-- Data entries start --

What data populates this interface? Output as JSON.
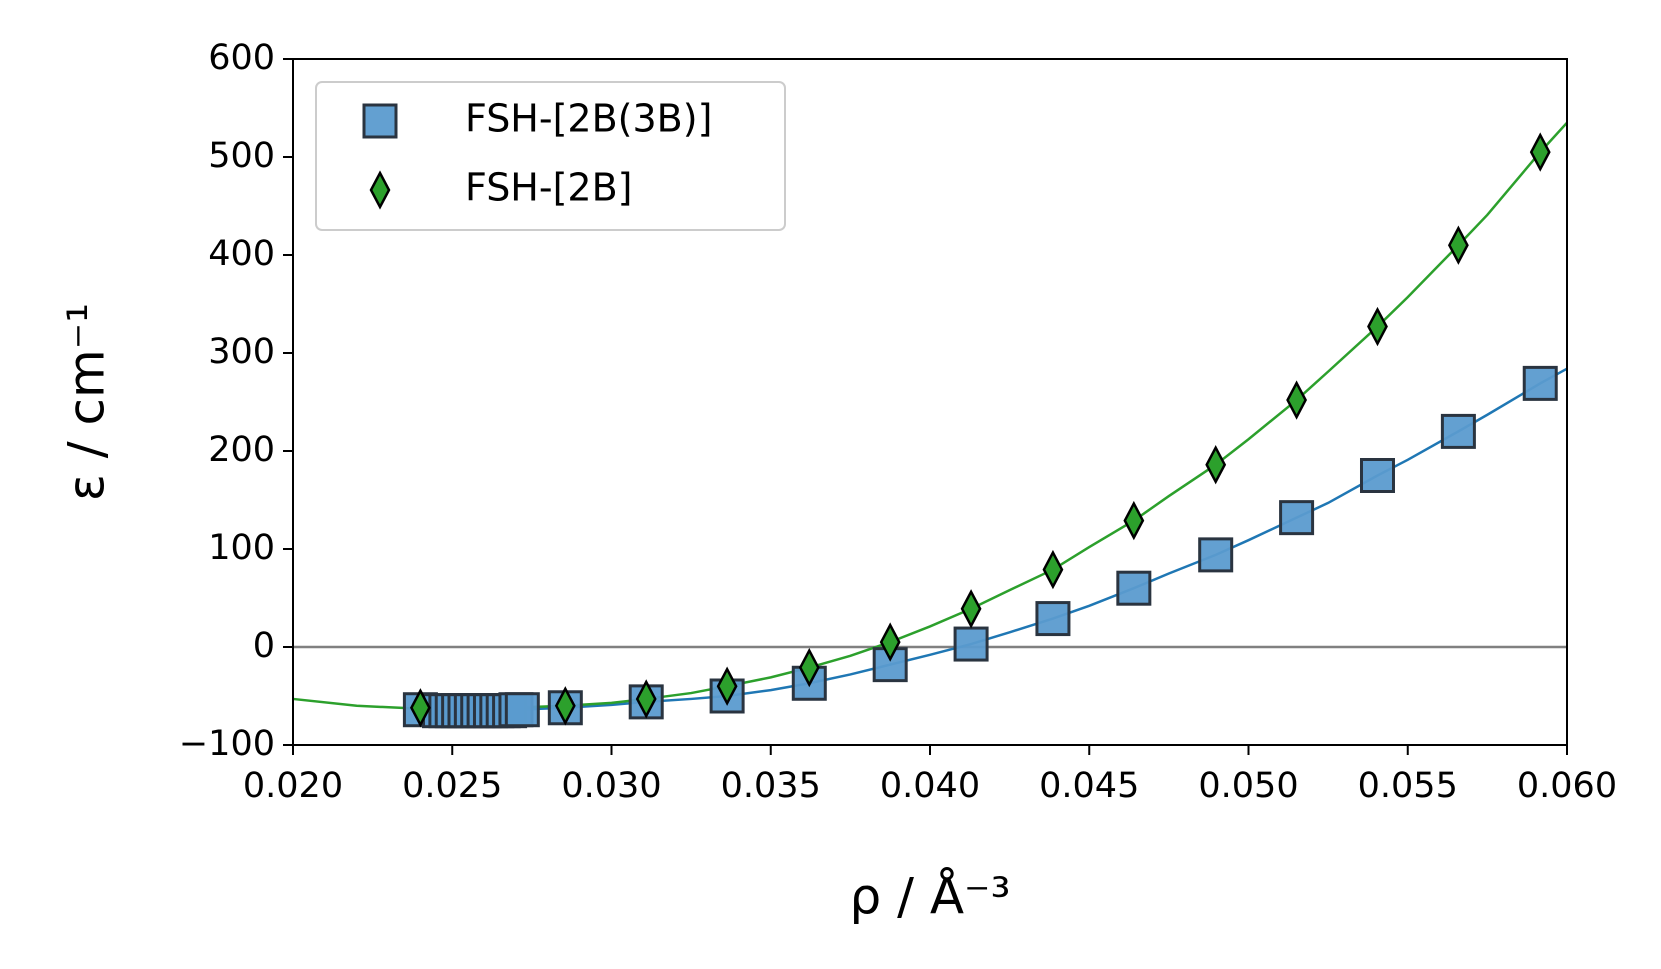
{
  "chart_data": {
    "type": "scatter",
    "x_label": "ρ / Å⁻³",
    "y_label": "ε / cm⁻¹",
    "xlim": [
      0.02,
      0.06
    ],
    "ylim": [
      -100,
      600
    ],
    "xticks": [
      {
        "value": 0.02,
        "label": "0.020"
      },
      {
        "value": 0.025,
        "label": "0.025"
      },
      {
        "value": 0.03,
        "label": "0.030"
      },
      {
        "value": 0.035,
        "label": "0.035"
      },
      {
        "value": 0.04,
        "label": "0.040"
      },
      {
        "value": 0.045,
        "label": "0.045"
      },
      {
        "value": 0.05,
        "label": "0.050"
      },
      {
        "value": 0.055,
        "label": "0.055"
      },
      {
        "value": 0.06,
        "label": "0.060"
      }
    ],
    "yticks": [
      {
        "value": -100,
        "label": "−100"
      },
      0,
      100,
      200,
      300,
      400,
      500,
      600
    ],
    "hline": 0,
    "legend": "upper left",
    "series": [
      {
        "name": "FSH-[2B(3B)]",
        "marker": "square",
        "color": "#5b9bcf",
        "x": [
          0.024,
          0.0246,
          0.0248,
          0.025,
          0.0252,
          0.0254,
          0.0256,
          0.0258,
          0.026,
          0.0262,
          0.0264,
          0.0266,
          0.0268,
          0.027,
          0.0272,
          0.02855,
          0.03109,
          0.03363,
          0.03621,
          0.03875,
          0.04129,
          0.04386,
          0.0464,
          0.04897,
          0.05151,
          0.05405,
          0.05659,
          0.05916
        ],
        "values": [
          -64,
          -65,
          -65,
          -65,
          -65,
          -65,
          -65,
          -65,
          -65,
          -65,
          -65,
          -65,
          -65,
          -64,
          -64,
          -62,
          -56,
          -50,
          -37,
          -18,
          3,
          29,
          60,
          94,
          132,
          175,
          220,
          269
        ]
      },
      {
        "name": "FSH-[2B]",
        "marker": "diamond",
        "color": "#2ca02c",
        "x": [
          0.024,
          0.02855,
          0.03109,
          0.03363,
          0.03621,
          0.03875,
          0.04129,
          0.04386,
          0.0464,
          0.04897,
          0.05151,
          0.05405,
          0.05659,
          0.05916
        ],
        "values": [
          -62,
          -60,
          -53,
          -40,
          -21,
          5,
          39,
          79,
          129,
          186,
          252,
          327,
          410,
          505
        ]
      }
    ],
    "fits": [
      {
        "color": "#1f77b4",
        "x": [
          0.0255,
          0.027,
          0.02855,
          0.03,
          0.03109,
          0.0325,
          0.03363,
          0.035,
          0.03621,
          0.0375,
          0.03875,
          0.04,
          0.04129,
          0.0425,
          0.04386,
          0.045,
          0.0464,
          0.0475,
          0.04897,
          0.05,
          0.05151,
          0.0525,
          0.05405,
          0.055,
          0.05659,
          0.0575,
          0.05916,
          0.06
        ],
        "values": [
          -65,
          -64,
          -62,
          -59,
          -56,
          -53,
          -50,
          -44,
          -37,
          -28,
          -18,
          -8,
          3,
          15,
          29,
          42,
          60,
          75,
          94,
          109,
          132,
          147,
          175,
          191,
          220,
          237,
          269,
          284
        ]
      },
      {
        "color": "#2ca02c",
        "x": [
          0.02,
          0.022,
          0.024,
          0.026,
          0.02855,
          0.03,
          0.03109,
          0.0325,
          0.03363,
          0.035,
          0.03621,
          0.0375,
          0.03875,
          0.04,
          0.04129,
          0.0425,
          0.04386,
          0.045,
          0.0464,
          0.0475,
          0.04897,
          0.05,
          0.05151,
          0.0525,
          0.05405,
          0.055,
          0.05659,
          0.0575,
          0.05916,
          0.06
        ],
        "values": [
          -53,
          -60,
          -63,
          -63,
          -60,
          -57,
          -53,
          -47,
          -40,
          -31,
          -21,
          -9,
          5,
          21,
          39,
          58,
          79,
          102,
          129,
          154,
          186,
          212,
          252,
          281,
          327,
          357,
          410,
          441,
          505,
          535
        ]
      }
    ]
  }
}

-- Data entries end --
-- Data entries start --

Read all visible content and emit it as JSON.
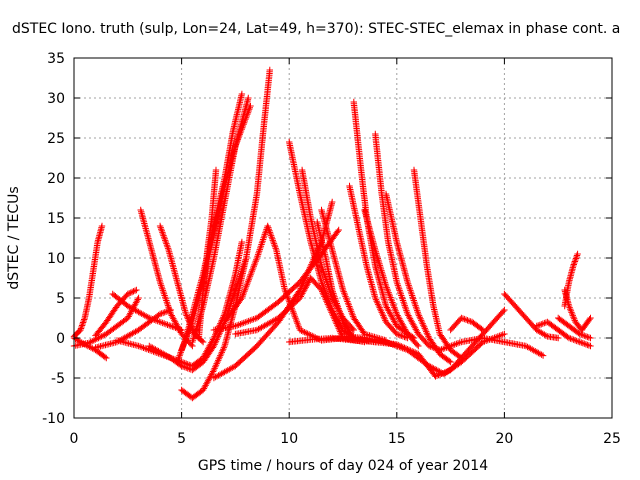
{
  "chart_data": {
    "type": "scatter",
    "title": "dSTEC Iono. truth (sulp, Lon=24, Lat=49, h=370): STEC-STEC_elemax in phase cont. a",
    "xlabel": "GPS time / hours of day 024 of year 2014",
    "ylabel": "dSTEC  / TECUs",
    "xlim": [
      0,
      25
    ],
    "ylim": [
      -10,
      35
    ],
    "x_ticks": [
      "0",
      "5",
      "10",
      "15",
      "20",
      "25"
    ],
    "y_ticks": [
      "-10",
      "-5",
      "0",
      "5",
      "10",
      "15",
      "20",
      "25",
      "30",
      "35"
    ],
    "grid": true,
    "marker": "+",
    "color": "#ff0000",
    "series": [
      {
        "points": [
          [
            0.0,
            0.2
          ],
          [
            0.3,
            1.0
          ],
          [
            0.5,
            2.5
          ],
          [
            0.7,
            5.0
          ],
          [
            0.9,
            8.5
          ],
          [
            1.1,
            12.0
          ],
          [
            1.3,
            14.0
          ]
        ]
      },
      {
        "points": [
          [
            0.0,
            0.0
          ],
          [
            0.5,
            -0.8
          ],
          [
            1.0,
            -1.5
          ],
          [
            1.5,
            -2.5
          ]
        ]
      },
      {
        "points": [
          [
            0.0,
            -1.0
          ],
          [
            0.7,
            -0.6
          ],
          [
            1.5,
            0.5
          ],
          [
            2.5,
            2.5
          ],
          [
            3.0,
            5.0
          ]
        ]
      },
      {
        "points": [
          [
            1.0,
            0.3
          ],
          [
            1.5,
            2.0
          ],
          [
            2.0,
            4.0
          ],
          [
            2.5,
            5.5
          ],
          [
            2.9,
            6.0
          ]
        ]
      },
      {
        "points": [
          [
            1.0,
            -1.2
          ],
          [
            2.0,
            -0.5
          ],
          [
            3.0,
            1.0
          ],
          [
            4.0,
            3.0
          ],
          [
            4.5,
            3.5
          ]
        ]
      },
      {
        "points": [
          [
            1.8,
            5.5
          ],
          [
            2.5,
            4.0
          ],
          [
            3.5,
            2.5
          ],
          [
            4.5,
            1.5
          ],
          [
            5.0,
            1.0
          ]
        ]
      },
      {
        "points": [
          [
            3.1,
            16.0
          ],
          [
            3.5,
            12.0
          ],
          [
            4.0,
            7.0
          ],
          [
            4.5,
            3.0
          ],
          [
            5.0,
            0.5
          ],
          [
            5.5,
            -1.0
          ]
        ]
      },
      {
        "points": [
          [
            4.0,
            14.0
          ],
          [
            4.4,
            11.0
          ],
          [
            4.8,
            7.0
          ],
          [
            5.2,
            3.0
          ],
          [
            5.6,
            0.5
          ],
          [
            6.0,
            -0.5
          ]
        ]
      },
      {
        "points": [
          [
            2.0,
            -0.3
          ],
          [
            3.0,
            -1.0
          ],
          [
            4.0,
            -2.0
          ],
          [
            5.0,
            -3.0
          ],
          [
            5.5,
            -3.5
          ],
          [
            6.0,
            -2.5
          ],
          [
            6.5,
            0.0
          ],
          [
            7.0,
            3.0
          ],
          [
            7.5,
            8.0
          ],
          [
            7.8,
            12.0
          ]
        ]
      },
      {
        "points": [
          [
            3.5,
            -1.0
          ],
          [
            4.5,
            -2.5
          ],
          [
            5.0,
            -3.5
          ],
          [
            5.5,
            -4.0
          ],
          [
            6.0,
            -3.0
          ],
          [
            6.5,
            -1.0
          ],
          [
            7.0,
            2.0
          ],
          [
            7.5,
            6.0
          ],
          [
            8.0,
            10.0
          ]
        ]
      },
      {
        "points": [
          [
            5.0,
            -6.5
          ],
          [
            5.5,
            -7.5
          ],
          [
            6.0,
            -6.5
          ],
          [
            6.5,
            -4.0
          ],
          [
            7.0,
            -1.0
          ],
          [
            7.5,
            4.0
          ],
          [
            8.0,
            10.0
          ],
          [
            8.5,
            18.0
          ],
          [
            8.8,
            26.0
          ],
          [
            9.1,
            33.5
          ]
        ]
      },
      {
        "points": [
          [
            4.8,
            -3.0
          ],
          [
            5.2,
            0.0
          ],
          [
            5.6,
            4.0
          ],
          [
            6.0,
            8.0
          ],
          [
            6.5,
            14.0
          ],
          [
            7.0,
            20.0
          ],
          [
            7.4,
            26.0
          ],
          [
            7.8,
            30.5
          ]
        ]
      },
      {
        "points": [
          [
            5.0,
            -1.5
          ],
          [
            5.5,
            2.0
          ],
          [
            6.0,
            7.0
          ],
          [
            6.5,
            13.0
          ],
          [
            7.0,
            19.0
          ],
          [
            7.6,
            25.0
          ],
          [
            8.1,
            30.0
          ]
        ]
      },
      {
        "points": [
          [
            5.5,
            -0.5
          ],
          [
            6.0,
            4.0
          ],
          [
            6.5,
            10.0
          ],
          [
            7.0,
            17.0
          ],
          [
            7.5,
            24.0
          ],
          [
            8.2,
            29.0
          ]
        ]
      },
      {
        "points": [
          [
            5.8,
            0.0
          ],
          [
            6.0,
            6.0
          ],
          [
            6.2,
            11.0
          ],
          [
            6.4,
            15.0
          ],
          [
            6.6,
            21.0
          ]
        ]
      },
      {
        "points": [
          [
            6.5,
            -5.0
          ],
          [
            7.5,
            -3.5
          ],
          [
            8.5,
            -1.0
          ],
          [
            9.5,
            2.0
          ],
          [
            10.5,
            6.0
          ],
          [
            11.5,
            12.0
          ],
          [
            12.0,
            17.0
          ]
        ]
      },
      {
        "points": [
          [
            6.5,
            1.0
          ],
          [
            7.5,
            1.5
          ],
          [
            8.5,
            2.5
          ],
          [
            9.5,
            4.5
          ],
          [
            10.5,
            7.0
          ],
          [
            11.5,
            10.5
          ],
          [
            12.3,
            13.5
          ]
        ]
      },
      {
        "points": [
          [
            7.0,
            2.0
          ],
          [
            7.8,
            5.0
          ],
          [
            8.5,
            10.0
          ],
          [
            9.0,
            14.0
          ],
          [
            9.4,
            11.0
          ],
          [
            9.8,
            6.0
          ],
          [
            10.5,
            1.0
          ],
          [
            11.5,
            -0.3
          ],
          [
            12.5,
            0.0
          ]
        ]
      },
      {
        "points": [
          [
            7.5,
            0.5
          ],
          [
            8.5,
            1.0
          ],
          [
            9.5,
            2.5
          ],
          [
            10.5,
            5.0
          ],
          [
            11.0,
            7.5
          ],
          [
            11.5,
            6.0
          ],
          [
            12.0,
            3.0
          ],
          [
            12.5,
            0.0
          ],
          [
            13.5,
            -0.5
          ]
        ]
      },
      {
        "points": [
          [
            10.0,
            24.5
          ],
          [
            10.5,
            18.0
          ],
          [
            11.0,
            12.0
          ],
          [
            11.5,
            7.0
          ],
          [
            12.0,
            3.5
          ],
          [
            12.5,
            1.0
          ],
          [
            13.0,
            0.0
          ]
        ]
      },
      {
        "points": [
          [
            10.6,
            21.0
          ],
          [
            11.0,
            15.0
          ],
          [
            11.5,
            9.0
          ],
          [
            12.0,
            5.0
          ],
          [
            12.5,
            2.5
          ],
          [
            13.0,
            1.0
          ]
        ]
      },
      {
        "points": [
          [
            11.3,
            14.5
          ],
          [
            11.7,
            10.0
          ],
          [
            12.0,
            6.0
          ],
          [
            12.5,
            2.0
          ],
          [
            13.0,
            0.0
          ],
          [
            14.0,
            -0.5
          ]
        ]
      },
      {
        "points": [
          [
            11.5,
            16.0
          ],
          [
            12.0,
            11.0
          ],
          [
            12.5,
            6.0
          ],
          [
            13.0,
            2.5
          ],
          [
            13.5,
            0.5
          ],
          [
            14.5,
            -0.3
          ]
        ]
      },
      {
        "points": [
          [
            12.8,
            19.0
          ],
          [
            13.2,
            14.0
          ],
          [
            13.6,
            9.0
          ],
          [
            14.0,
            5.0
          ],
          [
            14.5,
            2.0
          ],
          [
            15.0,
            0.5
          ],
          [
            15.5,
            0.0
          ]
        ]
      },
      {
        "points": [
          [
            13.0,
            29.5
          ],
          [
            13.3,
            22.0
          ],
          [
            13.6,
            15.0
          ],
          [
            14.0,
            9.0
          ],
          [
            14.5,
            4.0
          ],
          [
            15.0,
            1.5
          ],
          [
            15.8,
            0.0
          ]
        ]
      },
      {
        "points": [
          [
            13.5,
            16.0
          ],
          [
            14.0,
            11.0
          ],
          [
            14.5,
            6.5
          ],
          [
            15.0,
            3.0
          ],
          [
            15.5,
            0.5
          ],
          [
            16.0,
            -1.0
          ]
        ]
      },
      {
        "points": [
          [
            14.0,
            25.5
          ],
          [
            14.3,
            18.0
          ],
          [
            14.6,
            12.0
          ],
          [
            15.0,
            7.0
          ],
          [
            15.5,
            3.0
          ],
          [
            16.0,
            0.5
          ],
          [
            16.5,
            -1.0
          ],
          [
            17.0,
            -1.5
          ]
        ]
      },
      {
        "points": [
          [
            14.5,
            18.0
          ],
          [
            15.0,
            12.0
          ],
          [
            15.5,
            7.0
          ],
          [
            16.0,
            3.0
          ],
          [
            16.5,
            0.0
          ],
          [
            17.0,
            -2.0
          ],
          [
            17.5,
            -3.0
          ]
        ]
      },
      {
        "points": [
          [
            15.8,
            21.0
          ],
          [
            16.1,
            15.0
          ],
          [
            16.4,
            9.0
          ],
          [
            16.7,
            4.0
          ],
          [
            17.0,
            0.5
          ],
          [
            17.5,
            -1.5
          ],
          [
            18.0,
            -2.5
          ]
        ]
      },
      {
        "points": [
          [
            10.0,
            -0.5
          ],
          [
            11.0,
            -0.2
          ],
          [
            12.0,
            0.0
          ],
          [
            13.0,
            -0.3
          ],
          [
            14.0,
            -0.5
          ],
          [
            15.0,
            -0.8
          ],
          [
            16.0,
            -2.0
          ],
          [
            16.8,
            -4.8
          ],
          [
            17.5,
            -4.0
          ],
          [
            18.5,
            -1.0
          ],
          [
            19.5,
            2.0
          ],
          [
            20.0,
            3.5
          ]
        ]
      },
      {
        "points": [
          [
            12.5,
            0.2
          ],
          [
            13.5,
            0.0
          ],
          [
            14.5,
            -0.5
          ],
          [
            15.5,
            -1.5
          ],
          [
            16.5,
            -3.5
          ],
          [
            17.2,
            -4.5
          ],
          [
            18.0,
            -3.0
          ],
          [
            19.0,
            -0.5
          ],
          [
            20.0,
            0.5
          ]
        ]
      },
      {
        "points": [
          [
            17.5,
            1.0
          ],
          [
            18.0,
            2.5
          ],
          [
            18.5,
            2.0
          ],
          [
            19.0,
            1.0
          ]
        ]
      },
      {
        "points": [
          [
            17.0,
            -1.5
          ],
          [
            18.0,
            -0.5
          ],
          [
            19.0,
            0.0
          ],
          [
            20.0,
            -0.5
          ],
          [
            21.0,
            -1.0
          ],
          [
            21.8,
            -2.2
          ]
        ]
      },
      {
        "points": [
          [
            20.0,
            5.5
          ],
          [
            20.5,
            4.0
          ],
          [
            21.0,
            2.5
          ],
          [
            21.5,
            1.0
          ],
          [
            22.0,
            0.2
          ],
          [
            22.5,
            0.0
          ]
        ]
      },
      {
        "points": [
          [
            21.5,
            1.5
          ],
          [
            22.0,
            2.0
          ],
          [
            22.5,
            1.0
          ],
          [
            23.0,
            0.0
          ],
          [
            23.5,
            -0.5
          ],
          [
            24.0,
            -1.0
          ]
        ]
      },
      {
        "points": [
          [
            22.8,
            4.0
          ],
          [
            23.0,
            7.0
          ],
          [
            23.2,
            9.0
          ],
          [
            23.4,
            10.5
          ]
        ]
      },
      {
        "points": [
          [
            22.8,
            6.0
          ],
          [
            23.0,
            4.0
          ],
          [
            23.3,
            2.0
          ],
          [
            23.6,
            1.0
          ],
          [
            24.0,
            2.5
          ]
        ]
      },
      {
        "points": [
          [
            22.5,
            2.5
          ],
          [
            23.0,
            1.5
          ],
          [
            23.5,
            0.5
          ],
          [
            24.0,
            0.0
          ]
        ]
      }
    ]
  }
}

-- Data entries end --
-- Data entries start --

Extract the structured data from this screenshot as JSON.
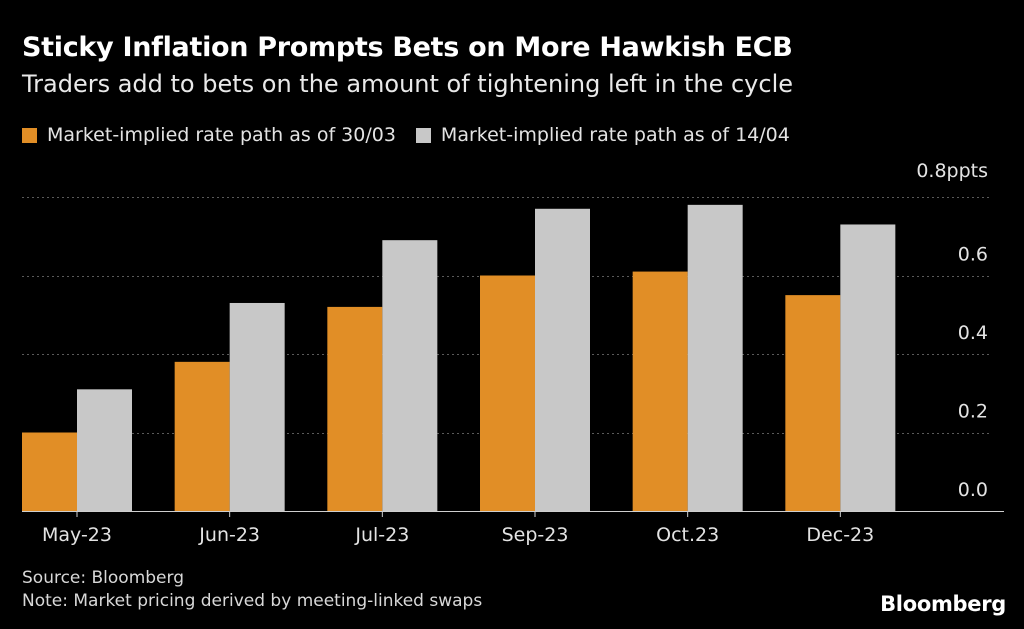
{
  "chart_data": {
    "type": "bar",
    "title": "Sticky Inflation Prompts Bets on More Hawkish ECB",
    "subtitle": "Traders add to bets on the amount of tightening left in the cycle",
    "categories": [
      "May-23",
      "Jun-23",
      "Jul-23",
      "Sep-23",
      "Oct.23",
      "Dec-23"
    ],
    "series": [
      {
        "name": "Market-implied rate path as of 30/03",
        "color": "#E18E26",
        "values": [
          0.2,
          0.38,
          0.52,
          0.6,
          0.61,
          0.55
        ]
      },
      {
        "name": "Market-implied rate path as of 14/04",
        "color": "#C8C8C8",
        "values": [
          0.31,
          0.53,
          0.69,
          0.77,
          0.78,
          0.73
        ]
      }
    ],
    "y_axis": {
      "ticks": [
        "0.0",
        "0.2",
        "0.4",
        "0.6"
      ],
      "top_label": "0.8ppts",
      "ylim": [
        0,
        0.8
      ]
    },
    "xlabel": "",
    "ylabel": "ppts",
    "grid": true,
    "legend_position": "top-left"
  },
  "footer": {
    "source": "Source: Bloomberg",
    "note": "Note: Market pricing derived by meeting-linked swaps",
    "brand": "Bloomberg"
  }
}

-- Data entries end --

Search the preceding listing for "rate" and extract every line where it is found.

-- Solution to this problem --
        "name": "Market-implied rate path as of 30/03",
        "name": "Market-implied rate path as of 14/04",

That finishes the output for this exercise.